Collect every line in the records below that contains the word "Amazon".

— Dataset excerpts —
........
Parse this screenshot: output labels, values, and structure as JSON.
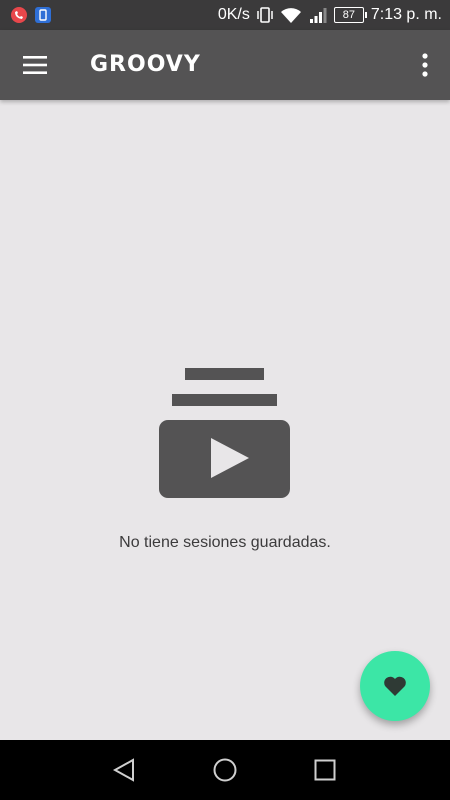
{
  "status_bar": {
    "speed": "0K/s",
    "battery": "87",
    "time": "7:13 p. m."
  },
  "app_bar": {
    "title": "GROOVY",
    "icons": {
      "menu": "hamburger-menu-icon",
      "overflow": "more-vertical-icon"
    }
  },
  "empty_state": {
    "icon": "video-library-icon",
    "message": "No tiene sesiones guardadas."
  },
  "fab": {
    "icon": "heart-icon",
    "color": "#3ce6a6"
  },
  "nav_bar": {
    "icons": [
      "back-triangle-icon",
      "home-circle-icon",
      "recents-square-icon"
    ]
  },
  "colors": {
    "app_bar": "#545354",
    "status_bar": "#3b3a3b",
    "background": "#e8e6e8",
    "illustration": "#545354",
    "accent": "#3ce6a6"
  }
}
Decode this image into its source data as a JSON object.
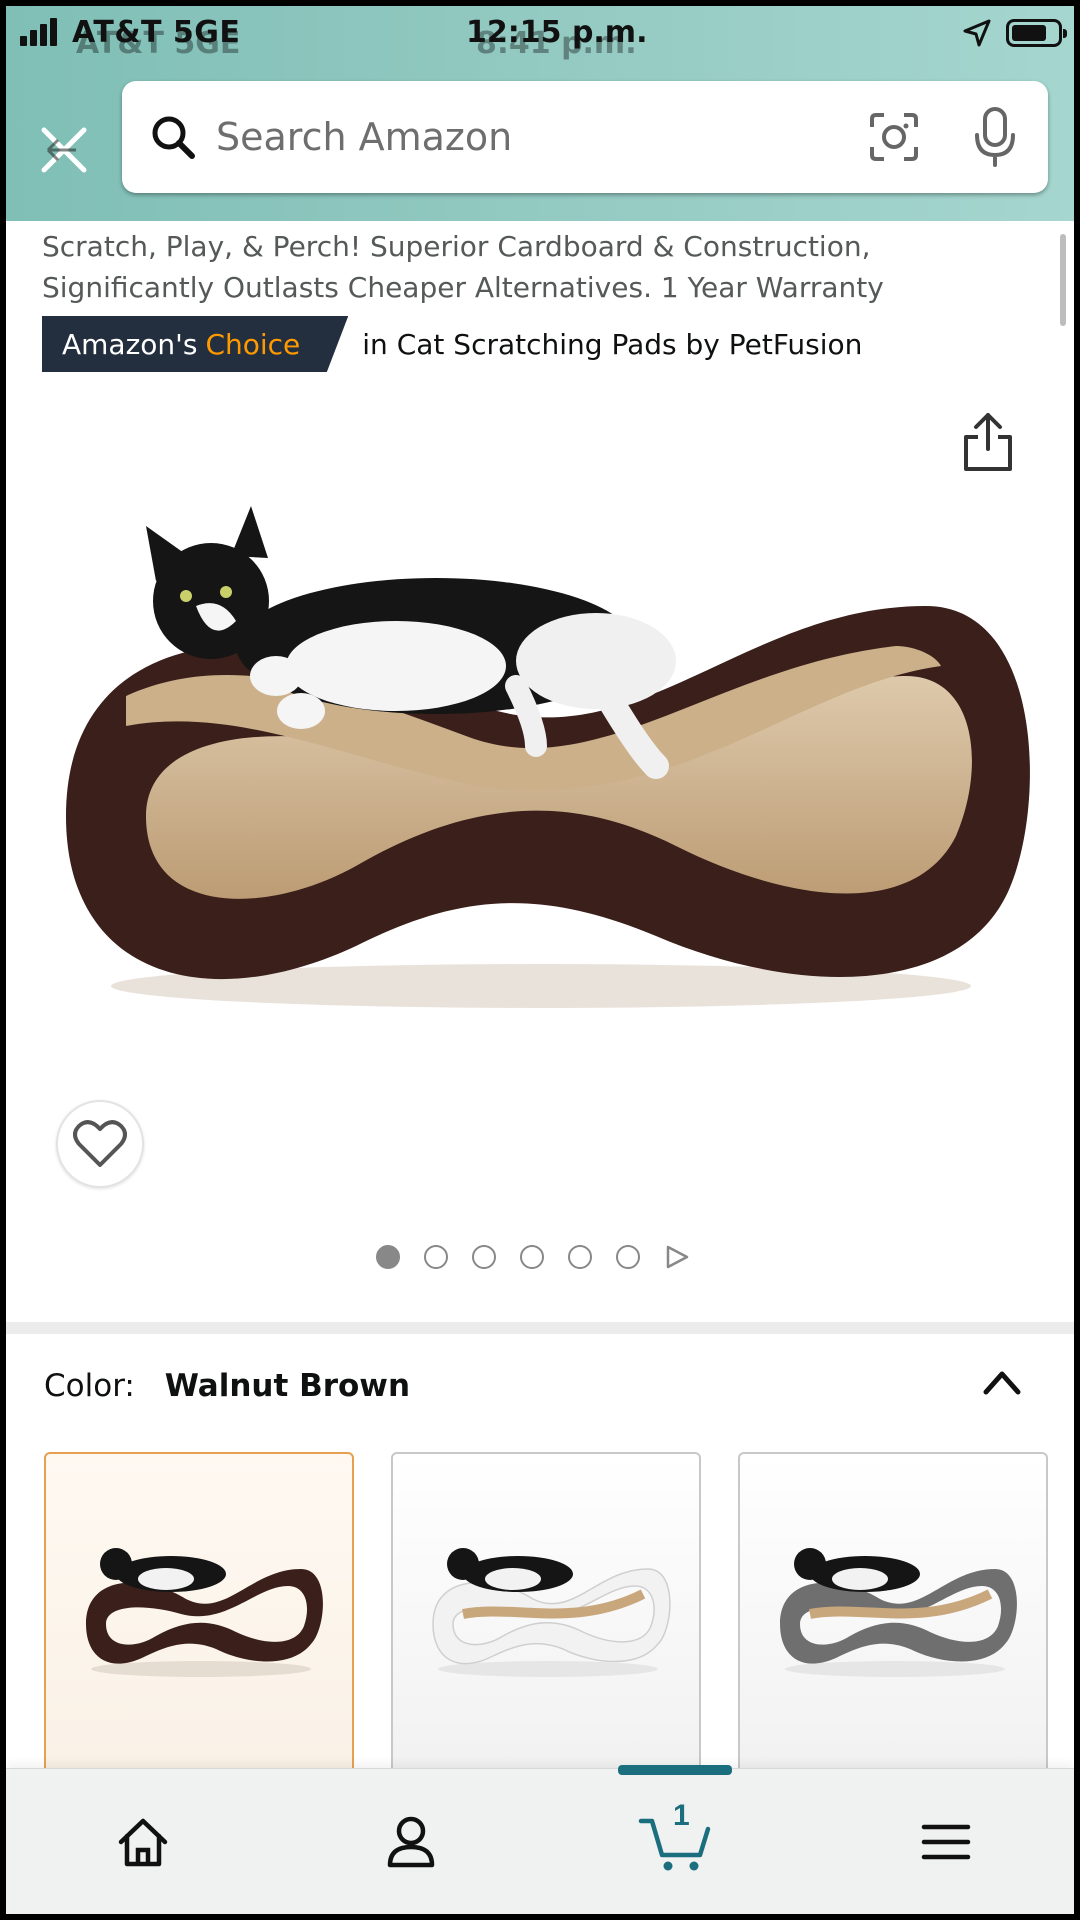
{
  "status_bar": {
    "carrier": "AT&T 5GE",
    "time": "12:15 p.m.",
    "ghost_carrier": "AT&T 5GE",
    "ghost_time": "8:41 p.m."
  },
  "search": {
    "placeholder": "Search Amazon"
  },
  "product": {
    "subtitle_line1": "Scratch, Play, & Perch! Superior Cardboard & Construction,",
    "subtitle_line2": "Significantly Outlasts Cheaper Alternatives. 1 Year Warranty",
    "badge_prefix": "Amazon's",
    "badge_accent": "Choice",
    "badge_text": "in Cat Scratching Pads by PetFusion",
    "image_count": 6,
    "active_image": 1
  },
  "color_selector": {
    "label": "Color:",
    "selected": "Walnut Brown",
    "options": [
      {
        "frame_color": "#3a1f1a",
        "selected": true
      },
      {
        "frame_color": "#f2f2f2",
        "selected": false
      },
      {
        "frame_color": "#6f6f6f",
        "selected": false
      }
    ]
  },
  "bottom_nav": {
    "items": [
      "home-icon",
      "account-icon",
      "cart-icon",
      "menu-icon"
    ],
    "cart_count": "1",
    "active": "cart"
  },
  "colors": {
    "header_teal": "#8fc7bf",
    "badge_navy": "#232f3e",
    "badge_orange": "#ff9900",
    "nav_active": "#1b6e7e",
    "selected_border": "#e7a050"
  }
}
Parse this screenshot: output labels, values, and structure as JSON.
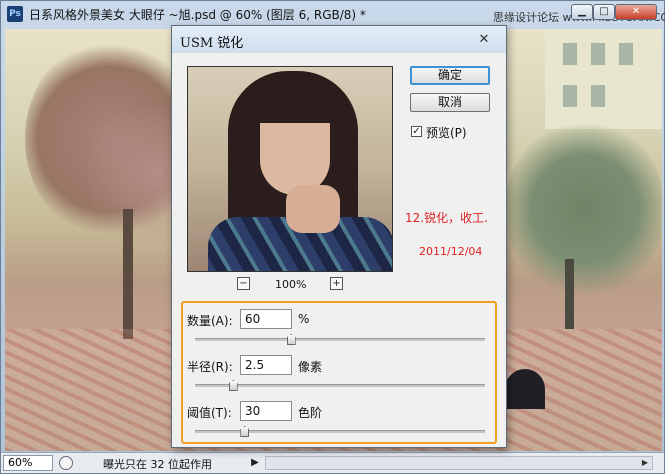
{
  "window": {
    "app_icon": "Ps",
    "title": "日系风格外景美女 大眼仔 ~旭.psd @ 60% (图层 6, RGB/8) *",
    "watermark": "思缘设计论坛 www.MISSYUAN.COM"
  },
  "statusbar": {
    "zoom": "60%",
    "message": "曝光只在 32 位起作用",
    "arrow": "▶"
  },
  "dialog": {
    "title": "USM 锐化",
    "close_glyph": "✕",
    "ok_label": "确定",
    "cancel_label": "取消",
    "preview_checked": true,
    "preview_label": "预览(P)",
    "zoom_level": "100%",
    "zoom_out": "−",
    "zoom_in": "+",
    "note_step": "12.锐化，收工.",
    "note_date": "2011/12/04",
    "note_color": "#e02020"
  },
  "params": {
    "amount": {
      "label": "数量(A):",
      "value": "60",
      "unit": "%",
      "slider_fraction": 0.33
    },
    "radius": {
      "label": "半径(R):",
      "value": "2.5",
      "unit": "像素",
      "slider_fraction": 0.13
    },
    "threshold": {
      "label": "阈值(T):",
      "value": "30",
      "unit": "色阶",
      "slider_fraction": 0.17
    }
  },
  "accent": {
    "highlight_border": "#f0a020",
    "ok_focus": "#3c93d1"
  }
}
........
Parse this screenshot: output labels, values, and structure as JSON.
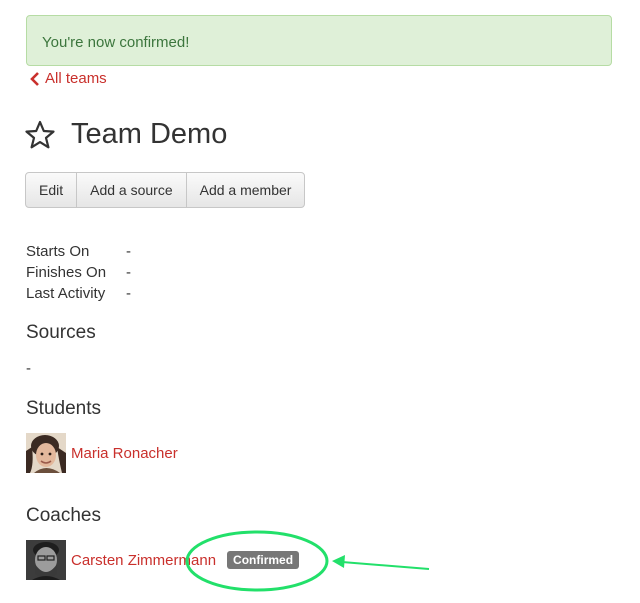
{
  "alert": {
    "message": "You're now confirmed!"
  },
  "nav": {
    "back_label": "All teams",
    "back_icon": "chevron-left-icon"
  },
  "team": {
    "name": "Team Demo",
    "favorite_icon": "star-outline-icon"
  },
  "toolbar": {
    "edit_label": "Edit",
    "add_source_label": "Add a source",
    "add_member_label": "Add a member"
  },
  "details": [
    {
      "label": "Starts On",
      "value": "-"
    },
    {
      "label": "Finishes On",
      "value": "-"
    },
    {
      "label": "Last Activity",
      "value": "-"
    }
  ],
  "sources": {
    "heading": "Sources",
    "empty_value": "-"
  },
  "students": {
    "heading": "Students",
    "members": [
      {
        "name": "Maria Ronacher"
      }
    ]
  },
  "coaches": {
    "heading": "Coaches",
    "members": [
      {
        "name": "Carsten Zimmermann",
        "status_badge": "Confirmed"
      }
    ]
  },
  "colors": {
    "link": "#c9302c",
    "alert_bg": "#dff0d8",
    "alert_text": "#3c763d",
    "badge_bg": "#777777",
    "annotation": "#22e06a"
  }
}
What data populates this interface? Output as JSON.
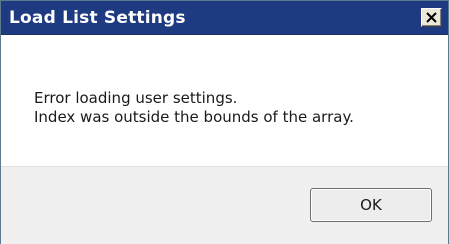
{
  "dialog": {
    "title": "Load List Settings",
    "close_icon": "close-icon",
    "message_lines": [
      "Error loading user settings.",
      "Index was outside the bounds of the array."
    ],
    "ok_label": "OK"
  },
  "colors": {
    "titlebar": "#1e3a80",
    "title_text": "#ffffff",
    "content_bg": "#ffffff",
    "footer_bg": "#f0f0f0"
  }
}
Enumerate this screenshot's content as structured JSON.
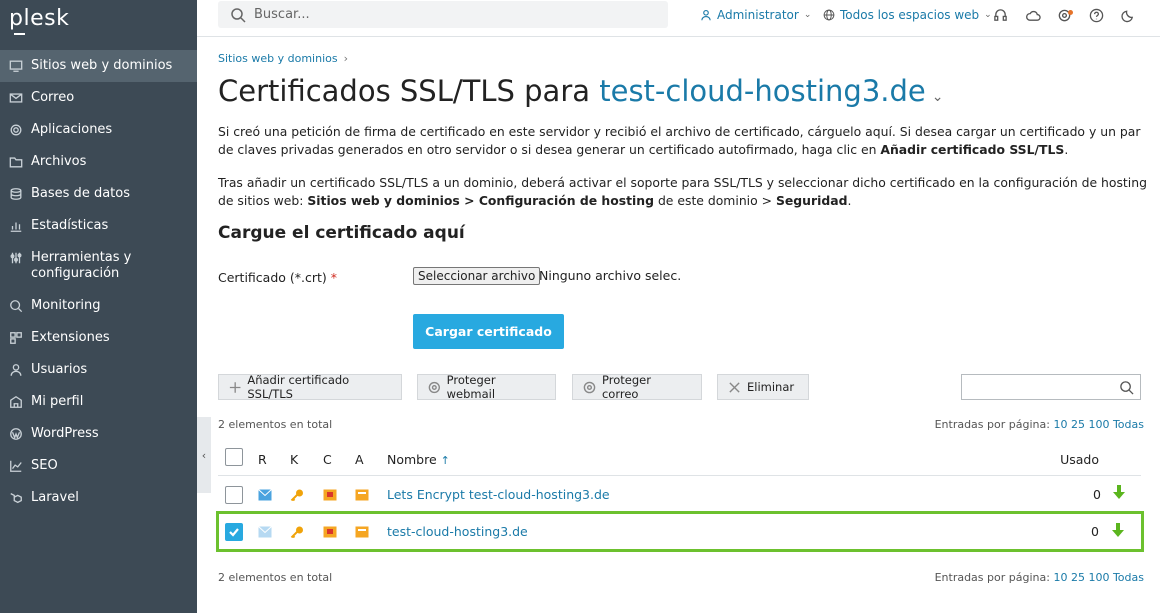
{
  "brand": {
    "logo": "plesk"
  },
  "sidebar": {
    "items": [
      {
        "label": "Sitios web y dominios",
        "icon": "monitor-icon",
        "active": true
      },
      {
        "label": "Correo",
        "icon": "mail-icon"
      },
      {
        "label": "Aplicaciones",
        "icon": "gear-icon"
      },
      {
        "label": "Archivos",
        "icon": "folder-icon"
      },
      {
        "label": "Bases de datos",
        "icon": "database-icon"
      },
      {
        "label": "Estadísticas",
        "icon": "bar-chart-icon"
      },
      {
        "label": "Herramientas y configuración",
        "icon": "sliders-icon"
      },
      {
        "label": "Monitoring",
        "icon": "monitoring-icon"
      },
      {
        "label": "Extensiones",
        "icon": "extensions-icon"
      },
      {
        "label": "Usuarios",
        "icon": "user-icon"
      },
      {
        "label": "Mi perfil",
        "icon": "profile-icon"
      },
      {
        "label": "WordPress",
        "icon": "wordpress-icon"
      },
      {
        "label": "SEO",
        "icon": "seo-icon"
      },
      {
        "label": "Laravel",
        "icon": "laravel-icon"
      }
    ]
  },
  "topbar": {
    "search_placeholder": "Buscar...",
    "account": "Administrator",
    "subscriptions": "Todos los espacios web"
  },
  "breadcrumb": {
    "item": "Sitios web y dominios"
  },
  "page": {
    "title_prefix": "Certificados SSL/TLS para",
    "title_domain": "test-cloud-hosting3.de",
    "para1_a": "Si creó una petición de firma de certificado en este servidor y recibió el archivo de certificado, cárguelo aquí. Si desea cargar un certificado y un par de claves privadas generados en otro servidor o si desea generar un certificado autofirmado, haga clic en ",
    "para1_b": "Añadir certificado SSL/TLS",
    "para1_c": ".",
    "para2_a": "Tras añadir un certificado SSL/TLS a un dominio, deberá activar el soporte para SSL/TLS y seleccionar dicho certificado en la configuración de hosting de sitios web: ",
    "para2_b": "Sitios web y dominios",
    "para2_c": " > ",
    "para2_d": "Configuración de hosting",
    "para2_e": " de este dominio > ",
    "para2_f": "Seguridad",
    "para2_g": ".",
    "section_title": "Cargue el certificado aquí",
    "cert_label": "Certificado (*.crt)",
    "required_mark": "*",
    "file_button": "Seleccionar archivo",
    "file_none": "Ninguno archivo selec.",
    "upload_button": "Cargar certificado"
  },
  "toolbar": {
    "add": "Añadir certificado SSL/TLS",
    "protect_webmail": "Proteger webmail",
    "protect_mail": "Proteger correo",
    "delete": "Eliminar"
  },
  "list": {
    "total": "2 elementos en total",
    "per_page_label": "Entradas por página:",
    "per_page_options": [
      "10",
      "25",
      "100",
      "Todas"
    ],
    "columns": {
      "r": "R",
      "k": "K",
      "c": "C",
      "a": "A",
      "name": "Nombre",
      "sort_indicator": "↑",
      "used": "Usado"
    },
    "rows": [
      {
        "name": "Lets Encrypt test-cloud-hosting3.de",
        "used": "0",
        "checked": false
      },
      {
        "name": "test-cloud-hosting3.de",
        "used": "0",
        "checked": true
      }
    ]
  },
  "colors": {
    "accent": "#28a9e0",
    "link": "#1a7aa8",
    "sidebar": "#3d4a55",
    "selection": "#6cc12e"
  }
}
........
— The result —
    "placeholder": "Search Amazon"
    "badge_prefix": "Amazon's",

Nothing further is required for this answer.